[START Data in this exercise]

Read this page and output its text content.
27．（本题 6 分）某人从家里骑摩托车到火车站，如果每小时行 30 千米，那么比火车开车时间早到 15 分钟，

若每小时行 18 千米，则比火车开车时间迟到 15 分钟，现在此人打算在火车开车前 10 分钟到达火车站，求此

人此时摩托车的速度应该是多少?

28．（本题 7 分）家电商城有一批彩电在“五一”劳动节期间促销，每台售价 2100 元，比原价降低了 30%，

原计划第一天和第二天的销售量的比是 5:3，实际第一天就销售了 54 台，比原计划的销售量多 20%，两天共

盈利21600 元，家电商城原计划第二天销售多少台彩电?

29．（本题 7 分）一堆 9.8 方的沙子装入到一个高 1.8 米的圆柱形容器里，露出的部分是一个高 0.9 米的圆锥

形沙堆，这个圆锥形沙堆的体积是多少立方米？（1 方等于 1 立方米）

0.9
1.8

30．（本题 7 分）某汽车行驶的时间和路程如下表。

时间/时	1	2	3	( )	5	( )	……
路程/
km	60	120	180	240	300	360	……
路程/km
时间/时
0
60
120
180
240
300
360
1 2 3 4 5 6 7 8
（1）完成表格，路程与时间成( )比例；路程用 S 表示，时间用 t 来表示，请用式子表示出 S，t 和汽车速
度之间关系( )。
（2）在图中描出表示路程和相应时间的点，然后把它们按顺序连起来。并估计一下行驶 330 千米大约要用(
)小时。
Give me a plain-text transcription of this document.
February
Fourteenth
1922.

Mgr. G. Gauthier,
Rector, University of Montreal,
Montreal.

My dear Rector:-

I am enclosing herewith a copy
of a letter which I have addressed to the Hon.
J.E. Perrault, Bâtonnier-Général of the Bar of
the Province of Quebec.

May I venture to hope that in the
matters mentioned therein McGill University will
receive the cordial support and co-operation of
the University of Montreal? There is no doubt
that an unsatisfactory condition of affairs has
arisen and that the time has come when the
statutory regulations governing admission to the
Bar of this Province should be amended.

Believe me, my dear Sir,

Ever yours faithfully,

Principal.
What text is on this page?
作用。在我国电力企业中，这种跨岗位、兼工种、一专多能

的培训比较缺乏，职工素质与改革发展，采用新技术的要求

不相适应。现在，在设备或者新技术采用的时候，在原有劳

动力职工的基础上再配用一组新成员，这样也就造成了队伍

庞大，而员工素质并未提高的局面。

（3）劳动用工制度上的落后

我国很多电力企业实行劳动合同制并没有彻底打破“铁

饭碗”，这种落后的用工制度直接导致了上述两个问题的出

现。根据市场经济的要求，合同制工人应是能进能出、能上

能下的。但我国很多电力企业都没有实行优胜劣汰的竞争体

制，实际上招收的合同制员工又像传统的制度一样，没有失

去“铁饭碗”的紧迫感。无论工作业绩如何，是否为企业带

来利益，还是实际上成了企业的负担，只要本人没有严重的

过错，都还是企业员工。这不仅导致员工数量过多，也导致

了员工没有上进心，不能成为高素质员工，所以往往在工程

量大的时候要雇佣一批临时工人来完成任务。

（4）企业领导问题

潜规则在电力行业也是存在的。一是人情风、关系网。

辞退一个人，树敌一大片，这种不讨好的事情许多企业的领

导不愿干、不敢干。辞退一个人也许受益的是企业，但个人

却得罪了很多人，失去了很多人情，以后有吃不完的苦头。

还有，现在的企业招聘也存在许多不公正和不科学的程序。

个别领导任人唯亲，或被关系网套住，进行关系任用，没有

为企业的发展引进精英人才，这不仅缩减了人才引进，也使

[END Data in this exercise]

• Problem details:
Look through the data above. Find each line with the string "that" and copy it.

• Exercise answer:
May I venture to hope that in the
that an unsatisfactory condition of affairs has
arisen and that the time has come when the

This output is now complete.